Nothing in the records may be left out or altered; reproduce them all exactly.

━━━━

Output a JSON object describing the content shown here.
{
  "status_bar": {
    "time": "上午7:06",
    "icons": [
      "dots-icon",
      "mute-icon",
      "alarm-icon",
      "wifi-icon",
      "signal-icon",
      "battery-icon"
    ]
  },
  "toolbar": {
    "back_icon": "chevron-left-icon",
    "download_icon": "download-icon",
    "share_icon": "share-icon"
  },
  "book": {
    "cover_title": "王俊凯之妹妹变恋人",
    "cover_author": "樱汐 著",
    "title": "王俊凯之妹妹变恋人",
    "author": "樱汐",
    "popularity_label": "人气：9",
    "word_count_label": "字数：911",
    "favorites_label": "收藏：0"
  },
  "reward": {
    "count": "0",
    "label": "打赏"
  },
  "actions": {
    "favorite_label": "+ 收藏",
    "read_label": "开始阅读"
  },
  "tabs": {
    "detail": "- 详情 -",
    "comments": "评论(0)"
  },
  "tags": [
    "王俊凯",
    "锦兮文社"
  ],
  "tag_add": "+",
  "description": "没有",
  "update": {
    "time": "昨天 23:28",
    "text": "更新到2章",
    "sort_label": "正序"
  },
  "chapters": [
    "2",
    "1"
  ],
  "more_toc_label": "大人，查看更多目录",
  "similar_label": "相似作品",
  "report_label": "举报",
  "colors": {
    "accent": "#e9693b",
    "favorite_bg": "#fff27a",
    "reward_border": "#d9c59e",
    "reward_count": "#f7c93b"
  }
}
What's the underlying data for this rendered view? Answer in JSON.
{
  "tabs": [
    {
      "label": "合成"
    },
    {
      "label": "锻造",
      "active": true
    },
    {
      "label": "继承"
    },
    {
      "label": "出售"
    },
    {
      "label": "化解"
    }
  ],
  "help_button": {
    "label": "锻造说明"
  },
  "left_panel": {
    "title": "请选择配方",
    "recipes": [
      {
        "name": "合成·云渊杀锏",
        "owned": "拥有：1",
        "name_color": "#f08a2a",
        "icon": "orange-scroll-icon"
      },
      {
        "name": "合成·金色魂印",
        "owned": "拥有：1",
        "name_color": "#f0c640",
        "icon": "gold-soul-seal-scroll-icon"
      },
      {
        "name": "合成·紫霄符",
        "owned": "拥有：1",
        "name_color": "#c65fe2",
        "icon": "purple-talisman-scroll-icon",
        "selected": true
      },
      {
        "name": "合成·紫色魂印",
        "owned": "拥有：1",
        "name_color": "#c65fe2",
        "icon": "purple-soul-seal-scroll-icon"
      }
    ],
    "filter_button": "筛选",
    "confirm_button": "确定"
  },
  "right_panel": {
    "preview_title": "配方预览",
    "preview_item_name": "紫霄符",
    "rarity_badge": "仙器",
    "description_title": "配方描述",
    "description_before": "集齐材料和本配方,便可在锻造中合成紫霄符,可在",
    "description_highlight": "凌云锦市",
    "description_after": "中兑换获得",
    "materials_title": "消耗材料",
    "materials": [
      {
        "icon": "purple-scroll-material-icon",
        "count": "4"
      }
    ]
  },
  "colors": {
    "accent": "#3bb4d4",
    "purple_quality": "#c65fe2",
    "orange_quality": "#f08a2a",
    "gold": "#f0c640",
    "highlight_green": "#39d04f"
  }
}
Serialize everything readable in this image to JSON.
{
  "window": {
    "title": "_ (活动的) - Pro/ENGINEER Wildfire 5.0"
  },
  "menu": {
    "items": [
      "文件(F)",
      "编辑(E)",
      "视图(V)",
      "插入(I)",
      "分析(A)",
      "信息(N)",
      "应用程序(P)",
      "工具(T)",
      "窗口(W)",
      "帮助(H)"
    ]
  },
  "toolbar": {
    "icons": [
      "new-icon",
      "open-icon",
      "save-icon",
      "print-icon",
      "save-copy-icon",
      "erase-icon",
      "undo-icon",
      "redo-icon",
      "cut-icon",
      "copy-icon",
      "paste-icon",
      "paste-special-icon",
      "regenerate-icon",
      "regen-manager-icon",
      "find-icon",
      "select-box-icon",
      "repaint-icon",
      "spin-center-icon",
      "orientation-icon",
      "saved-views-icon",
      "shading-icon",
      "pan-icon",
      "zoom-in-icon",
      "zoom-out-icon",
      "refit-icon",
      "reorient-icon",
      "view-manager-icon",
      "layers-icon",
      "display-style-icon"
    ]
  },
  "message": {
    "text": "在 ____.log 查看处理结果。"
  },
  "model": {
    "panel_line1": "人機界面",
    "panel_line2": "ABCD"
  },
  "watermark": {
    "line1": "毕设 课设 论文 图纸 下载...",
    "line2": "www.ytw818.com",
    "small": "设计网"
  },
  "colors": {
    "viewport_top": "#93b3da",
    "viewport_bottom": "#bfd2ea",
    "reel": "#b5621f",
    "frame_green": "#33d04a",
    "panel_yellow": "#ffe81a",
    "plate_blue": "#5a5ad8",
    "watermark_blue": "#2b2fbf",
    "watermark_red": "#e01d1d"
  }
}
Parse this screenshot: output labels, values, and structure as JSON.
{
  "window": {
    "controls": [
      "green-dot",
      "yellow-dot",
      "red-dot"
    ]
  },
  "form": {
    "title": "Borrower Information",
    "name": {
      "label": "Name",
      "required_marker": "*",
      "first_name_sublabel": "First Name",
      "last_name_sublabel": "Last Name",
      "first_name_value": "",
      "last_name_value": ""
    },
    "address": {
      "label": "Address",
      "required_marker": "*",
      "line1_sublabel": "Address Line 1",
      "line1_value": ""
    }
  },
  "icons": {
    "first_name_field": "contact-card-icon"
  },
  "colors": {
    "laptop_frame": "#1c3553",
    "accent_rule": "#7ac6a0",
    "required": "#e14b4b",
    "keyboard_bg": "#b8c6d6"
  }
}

━━━━

= Solution to the exercise =
Output a JSON object describing the content shown here.
{
  "status_bar": {
    "time": "上午7:06",
    "icons": [
      "dots-icon",
      "mute-icon",
      "alarm-icon",
      "wifi-icon",
      "signal-icon",
      "battery-icon"
    ]
  },
  "toolbar": {
    "back_icon": "chevron-left-icon",
    "download_icon": "download-icon",
    "share_icon": "share-icon"
  },
  "book": {
    "cover_title": "王俊凯之妹妹变恋人",
    "cover_author": "樱汐 著",
    "title": "王俊凯之妹妹变恋人",
    "author": "樱汐",
    "popularity_label": "人气：9",
    "word_count_label": "字数：911",
    "favorites_label": "收藏：0"
  },
  "reward": {
    "count": "0",
    "label": "打赏"
  },
  "actions": {
    "favorite_label": "+ 收藏",
    "read_label": "开始阅读"
  },
  "tabs": {
    "detail": "- 详情 -",
    "comments": "评论(0)"
  },
  "tags": [
    "王俊凯",
    "锦兮文社"
  ],
  "tag_add": "+",
  "description": "没有",
  "update": {
    "time": "昨天 23:28",
    "text": "更新到2章",
    "sort_label": "正序"
  },
  "chapters": [
    "2",
    "1"
  ],
  "more_toc_label": "大人，查看更多目录",
  "similar_label": "相似作品",
  "report_label": "举报",
  "colors": {
    "accent": "#e9693b",
    "favorite_bg": "#fff27a",
    "reward_border": "#d9c59e",
    "reward_count": "#f7c93b"
  }
}
What's the underlying data for this rendered view? Answer in JSON.
{
  "tabs": [
    {
      "label": "合成"
    },
    {
      "label": "锻造",
      "active": true
    },
    {
      "label": "继承"
    },
    {
      "label": "出售"
    },
    {
      "label": "化解"
    }
  ],
  "help_button": {
    "label": "锻造说明"
  },
  "left_panel": {
    "title": "请选择配方",
    "recipes": [
      {
        "name": "合成·云渊杀锏",
        "owned": "拥有：1",
        "name_color": "#f08a2a",
        "icon": "orange-scroll-icon"
      },
      {
        "name": "合成·金色魂印",
        "owned": "拥有：1",
        "name_color": "#f0c640",
        "icon": "gold-soul-seal-scroll-icon"
      },
      {
        "name": "合成·紫霄符",
        "owned": "拥有：1",
        "name_color": "#c65fe2",
        "icon": "purple-talisman-scroll-icon",
        "selected": true
      },
      {
        "name": "合成·紫色魂印",
        "owned": "拥有：1",
        "name_color": "#c65fe2",
        "icon": "purple-soul-seal-scroll-icon"
      }
    ],
    "filter_button": "筛选",
    "confirm_button": "确定"
  },
  "right_panel": {
    "preview_title": "配方预览",
    "preview_item_name": "紫霄符",
    "rarity_badge": "仙器",
    "description_title": "配方描述",
    "description_before": "集齐材料和本配方,便可在锻造中合成紫霄符,可在",
    "description_highlight": "凌云锦市",
    "description_after": "中兑换获得",
    "materials_title": "消耗材料",
    "materials": [
      {
        "icon": "purple-scroll-material-icon",
        "count": "4"
      }
    ]
  },
  "colors": {
    "accent": "#3bb4d4",
    "purple_quality": "#c65fe2",
    "orange_quality": "#f08a2a",
    "gold": "#f0c640",
    "highlight_green": "#39d04f"
  }
}
Serialize everything readable in this image to JSON.
{
  "window": {
    "title": "_ (活动的) - Pro/ENGINEER Wildfire 5.0"
  },
  "menu": {
    "items": [
      "文件(F)",
      "编辑(E)",
      "视图(V)",
      "插入(I)",
      "分析(A)",
      "信息(N)",
      "应用程序(P)",
      "工具(T)",
      "窗口(W)",
      "帮助(H)"
    ]
  },
  "toolbar": {
    "icons": [
      "new-icon",
      "open-icon",
      "save-icon",
      "print-icon",
      "save-copy-icon",
      "erase-icon",
      "undo-icon",
      "redo-icon",
      "cut-icon",
      "copy-icon",
      "paste-icon",
      "paste-special-icon",
      "regenerate-icon",
      "regen-manager-icon",
      "find-icon",
      "select-box-icon",
      "repaint-icon",
      "spin-center-icon",
      "orientation-icon",
      "saved-views-icon",
      "shading-icon",
      "pan-icon",
      "zoom-in-icon",
      "zoom-out-icon",
      "refit-icon",
      "reorient-icon",
      "view-manager-icon",
      "layers-icon",
      "display-style-icon"
    ]
  },
  "message": {
    "text": "在 ____.log 查看处理结果。"
  },
  "model": {
    "panel_line1": "人機界面",
    "panel_line2": "ABCD"
  },
  "watermark": {
    "line1": "毕设 课设 论文 图纸 下载...",
    "line2": "www.ytw818.com",
    "small": "设计网"
  },
  "colors": {
    "viewport_top": "#93b3da",
    "viewport_bottom": "#bfd2ea",
    "reel": "#b5621f",
    "frame_green": "#33d04a",
    "panel_yellow": "#ffe81a",
    "plate_blue": "#5a5ad8",
    "watermark_blue": "#2b2fbf",
    "watermark_red": "#e01d1d"
  }
}
Parse this screenshot: output labels, values, and structure as JSON.
{
  "window": {
    "controls": [
      "green-dot",
      "yellow-dot",
      "red-dot"
    ]
  },
  "form": {
    "title": "Borrower Information",
    "name": {
      "label": "Name",
      "required_marker": "*",
      "first_name_sublabel": "First Name",
      "last_name_sublabel": "Last Name",
      "first_name_value": "",
      "last_name_value": ""
    },
    "address": {
      "label": "Address",
      "required_marker": "*",
      "line1_sublabel": "Address Line 1",
      "line1_value": ""
    }
  },
  "icons": {
    "first_name_field": "contact-card-icon"
  },
  "colors": {
    "laptop_frame": "#1c3553",
    "accent_rule": "#7ac6a0",
    "required": "#e14b4b",
    "keyboard_bg": "#b8c6d6"
  }
}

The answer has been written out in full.